Record extracts:
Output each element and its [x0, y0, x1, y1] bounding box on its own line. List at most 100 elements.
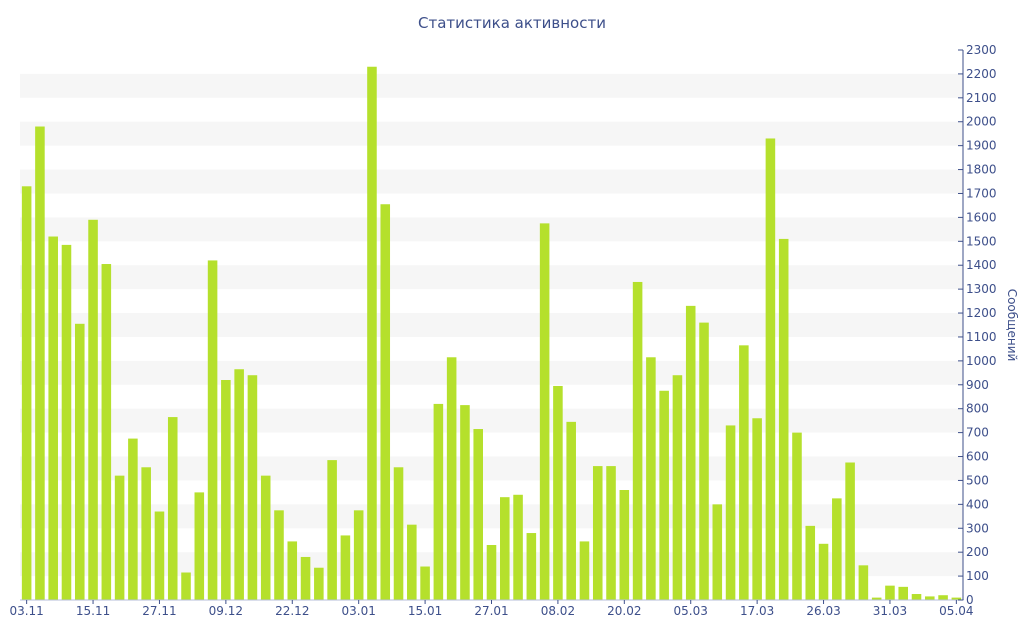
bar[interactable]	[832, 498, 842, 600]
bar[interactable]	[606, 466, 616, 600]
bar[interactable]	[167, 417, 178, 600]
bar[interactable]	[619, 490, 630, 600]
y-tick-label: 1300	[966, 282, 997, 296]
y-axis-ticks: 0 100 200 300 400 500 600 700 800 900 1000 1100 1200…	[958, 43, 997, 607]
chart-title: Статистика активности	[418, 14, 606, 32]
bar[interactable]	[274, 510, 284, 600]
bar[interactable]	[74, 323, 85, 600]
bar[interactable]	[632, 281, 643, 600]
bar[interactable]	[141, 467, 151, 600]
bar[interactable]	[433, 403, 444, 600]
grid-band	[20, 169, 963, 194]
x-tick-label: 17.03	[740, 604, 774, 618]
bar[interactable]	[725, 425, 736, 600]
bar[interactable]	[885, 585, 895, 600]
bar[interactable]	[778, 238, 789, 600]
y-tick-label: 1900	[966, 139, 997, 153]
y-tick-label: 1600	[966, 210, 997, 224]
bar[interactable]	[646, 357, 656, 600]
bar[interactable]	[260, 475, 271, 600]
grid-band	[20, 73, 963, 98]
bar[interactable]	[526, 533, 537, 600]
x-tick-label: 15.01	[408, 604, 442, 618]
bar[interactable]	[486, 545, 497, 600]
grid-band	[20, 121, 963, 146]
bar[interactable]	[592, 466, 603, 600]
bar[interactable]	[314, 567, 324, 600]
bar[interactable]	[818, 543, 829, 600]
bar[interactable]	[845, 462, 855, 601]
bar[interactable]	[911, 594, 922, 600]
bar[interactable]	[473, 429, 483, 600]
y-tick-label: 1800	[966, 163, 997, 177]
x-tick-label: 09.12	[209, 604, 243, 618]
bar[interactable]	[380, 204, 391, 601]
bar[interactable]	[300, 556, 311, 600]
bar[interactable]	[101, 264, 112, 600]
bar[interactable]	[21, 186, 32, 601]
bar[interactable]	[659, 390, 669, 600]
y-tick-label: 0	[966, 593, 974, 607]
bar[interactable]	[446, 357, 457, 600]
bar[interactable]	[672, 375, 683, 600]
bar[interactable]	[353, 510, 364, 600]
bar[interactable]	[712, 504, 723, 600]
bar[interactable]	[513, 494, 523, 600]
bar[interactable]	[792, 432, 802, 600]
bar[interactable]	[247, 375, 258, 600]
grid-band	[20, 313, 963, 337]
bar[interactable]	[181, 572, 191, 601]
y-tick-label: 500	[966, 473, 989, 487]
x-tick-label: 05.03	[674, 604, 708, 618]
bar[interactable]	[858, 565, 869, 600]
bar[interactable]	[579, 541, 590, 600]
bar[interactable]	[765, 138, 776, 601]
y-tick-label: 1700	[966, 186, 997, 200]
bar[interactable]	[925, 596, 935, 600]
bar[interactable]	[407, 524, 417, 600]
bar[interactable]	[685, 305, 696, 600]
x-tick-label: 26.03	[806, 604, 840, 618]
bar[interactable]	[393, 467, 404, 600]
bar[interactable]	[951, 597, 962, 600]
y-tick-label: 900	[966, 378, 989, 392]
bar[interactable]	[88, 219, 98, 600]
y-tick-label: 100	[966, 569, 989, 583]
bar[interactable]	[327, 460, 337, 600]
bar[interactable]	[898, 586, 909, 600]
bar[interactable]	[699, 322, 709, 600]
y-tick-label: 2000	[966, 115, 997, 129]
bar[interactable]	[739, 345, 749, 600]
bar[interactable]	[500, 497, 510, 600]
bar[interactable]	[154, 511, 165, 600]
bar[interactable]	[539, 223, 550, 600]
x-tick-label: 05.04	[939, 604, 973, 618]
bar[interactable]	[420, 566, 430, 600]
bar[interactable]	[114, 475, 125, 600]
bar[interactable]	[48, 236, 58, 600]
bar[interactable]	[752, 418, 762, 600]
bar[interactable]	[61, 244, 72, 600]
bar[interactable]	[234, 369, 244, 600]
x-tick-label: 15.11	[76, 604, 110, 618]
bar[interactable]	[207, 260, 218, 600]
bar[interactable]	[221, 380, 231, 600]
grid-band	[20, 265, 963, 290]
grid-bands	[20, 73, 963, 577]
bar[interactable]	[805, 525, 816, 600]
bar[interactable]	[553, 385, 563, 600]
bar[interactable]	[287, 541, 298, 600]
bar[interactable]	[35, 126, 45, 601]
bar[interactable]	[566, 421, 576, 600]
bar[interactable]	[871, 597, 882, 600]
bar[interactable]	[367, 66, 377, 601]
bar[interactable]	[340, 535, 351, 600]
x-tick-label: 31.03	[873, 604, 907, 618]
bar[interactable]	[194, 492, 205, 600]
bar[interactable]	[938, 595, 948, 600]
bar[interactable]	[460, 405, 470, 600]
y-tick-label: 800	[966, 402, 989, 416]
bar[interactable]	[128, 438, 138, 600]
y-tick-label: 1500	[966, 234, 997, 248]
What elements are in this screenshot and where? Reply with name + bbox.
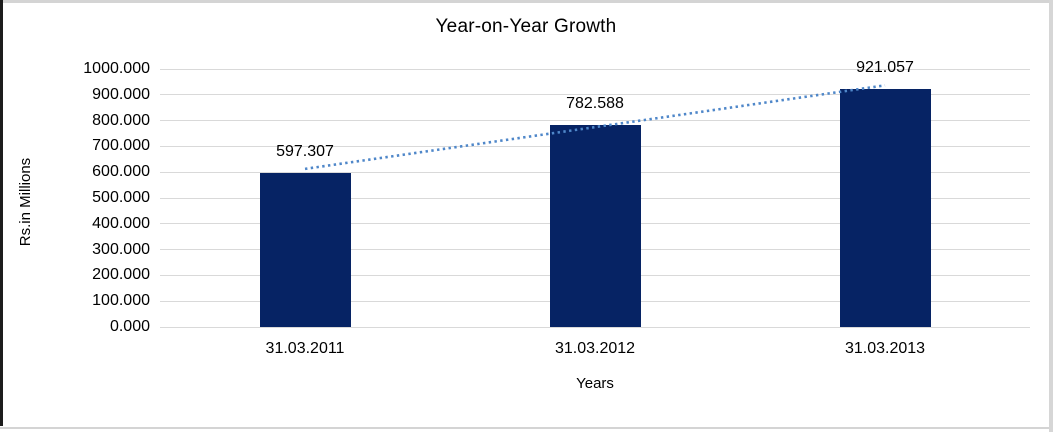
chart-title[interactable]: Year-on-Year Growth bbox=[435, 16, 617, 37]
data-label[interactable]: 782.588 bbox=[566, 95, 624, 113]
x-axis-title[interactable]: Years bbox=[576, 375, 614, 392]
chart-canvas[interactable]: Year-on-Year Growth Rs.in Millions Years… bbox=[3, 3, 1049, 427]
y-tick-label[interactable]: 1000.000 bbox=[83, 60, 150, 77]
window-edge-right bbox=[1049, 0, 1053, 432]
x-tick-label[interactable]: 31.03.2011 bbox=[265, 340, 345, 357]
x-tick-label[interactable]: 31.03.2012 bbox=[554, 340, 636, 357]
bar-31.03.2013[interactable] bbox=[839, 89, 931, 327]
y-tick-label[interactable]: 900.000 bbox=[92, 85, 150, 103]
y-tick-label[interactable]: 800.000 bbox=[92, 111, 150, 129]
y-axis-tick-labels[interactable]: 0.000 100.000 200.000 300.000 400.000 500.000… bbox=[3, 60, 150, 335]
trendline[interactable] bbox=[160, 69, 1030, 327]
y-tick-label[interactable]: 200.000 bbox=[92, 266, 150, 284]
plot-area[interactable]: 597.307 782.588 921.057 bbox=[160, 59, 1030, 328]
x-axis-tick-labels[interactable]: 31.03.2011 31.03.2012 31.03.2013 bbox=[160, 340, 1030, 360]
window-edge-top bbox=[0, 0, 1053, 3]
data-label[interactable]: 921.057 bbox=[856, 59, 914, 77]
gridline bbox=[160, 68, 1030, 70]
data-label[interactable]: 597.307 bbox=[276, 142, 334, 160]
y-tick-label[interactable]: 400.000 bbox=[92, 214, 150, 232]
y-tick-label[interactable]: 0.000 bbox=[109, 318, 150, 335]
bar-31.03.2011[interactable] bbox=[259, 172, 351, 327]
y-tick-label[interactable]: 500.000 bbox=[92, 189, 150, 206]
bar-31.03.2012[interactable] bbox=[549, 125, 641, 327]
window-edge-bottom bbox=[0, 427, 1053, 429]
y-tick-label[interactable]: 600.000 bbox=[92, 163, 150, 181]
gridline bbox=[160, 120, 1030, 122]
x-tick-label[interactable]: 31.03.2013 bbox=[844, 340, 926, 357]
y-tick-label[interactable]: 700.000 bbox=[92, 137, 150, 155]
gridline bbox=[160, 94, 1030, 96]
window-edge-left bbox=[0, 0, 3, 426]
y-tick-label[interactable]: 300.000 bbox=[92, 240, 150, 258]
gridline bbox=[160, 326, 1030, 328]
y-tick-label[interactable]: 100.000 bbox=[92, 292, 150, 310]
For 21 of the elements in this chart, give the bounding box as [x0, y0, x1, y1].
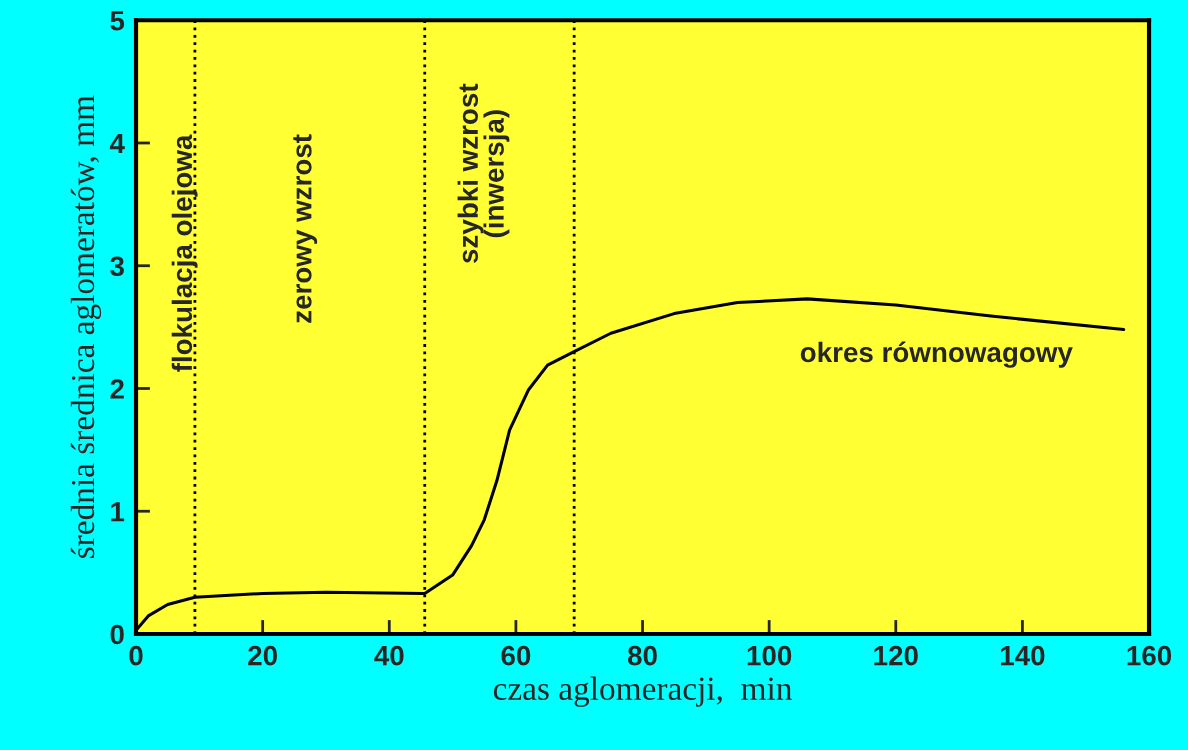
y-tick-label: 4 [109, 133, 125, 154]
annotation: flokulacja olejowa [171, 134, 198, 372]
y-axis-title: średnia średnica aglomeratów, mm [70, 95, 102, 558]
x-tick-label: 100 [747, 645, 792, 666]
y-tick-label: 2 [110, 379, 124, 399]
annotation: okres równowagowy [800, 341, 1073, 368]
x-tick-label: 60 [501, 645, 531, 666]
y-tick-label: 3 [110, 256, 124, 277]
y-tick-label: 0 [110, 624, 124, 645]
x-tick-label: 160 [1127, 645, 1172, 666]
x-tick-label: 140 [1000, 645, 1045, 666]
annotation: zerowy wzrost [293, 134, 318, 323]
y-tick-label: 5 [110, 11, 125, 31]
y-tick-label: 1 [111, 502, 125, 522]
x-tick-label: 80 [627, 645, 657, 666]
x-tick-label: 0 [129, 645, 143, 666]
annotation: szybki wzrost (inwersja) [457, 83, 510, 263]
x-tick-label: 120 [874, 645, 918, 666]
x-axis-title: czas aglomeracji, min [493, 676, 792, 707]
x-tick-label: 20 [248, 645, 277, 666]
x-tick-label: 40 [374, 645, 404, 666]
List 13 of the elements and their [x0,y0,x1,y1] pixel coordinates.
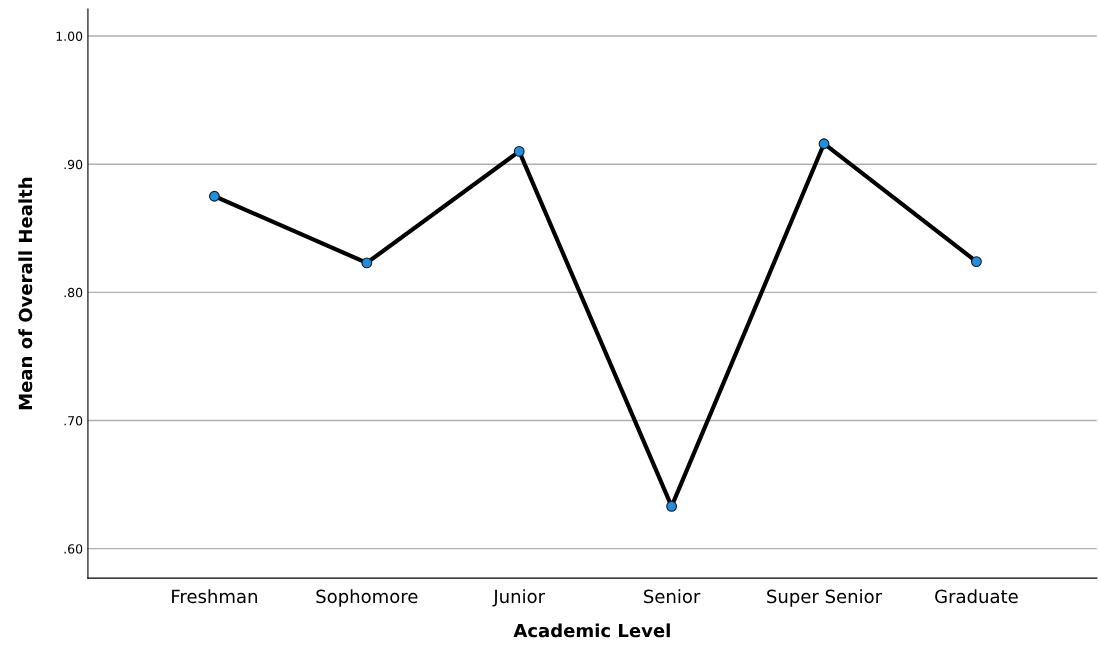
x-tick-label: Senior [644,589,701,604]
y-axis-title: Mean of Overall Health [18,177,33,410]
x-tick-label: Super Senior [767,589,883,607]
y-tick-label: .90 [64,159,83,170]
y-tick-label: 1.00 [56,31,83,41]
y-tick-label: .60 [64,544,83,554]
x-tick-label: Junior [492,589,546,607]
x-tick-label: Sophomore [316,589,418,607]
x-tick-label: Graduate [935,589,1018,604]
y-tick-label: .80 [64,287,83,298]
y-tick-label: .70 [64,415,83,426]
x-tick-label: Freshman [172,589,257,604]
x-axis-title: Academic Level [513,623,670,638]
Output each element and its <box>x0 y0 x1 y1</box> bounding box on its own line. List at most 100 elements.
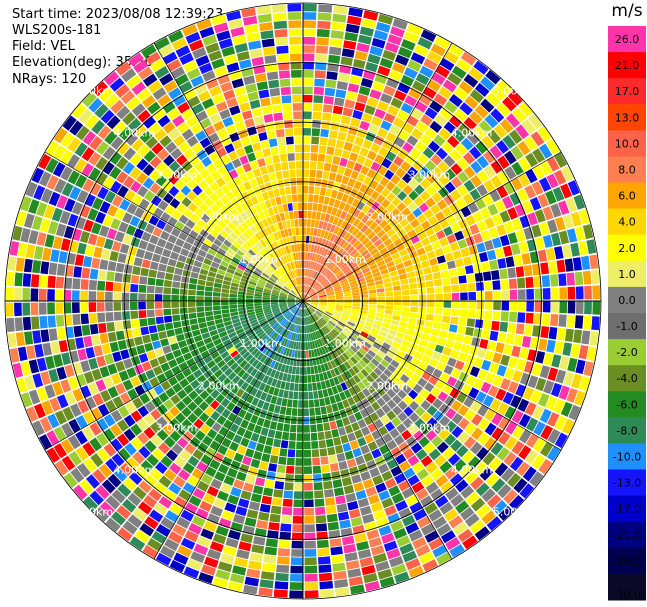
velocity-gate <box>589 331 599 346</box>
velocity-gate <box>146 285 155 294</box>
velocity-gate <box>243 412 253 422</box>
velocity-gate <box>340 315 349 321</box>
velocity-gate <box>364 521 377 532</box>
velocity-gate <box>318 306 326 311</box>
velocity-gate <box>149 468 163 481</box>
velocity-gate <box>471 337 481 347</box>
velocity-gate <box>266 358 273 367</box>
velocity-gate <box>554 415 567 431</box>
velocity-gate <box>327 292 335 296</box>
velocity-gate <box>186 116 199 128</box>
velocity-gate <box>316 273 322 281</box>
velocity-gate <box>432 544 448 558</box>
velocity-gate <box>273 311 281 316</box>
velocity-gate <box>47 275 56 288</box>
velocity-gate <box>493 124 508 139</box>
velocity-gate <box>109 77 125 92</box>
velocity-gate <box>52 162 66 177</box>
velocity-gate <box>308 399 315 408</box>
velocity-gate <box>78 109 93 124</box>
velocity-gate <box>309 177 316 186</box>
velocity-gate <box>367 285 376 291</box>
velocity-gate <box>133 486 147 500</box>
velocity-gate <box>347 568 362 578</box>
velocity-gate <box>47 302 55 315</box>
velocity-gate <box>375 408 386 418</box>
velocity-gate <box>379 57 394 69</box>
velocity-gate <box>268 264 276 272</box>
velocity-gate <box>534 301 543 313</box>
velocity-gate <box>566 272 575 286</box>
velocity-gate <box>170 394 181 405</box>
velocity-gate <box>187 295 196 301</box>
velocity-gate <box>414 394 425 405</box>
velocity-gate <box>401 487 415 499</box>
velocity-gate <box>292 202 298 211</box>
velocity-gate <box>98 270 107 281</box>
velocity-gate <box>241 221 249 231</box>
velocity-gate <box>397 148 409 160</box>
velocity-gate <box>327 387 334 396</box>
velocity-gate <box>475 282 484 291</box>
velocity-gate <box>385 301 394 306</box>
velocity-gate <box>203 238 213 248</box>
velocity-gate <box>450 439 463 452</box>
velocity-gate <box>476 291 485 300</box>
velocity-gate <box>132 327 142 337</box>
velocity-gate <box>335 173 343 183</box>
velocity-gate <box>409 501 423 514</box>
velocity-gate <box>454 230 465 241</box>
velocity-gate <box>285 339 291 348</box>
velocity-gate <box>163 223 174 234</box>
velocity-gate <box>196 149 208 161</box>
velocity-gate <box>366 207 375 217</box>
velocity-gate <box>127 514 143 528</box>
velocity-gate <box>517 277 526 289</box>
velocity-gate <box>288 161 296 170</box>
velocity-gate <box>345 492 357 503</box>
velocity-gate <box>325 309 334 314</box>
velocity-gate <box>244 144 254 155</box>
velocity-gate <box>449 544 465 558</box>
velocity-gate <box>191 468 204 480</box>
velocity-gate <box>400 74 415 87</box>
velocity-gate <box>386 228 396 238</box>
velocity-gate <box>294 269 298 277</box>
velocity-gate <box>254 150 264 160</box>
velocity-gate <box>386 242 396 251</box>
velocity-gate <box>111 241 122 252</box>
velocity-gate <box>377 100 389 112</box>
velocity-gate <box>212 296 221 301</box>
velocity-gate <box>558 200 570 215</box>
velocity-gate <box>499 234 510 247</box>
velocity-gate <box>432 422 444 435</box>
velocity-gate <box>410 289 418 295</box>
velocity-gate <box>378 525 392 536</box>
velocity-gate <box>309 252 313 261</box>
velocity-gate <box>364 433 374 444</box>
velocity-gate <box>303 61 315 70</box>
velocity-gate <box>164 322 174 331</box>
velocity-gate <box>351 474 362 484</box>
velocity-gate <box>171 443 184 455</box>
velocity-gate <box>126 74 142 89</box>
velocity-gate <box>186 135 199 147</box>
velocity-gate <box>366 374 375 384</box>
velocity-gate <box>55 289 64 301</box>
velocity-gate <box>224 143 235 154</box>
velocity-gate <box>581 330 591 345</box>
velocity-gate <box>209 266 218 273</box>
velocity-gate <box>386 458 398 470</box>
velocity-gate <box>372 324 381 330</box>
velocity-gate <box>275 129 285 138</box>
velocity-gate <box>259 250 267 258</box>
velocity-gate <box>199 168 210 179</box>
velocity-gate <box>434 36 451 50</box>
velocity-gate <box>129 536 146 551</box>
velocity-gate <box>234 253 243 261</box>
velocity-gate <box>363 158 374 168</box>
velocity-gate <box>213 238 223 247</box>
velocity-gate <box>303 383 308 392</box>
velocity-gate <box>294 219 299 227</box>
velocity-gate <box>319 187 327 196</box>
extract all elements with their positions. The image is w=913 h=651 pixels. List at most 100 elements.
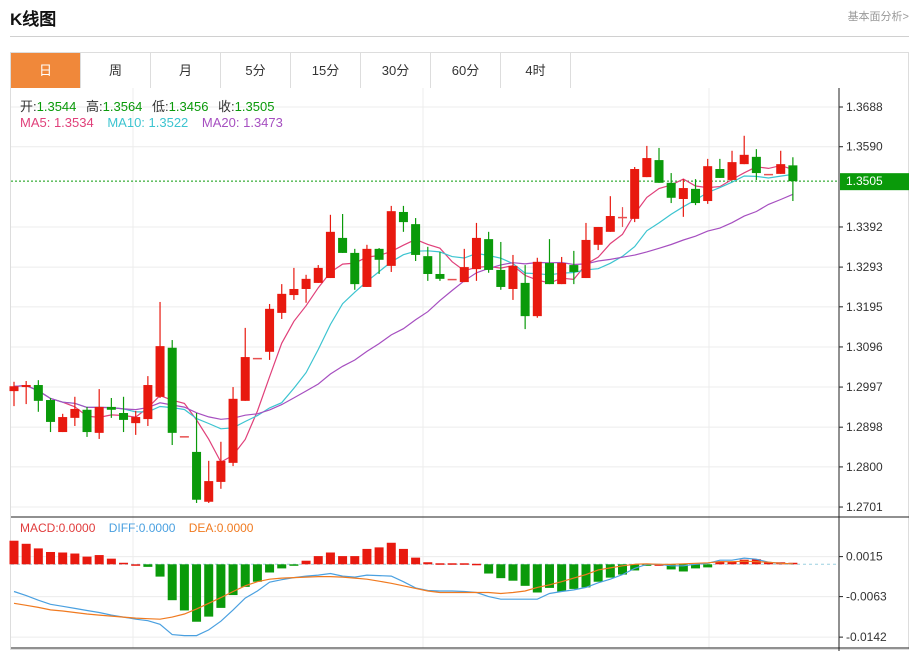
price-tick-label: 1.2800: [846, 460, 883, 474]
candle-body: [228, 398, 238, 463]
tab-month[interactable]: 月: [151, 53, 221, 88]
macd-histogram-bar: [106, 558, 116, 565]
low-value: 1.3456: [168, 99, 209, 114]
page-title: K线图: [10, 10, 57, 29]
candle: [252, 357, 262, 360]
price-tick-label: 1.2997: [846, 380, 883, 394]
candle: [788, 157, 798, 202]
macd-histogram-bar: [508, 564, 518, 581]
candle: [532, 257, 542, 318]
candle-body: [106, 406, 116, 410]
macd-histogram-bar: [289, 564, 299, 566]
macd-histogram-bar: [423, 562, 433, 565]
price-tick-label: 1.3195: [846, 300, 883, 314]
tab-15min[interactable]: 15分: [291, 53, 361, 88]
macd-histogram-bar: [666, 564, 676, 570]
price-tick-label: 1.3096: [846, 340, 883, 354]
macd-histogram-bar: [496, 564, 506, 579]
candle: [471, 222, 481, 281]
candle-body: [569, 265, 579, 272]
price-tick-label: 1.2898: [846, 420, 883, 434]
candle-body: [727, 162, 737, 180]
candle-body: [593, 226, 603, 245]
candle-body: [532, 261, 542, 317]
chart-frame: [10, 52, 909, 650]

Stated problem:
Can you rewrite the part of the records that opens with the line containing "498, 842, 600]" and closes with the line containing "14, 606, 32]", both lines included, as a numbered list with blank lines left out?

Output for this task:
1. bar[interactable]	[832, 498, 842, 600]
2. bar[interactable]	[606, 466, 616, 600]
3. bar[interactable]	[167, 417, 178, 600]
4. bar[interactable]	[619, 490, 630, 600]
5. y-tick-label: 1300	[966, 282, 997, 296]
6. y-axis-ticks: 0 100 200 300 400 500 600 700 800 900 1000 1100 1200…	[958, 43, 997, 607]
7. chart-title: Статистика активности	[418, 14, 606, 32]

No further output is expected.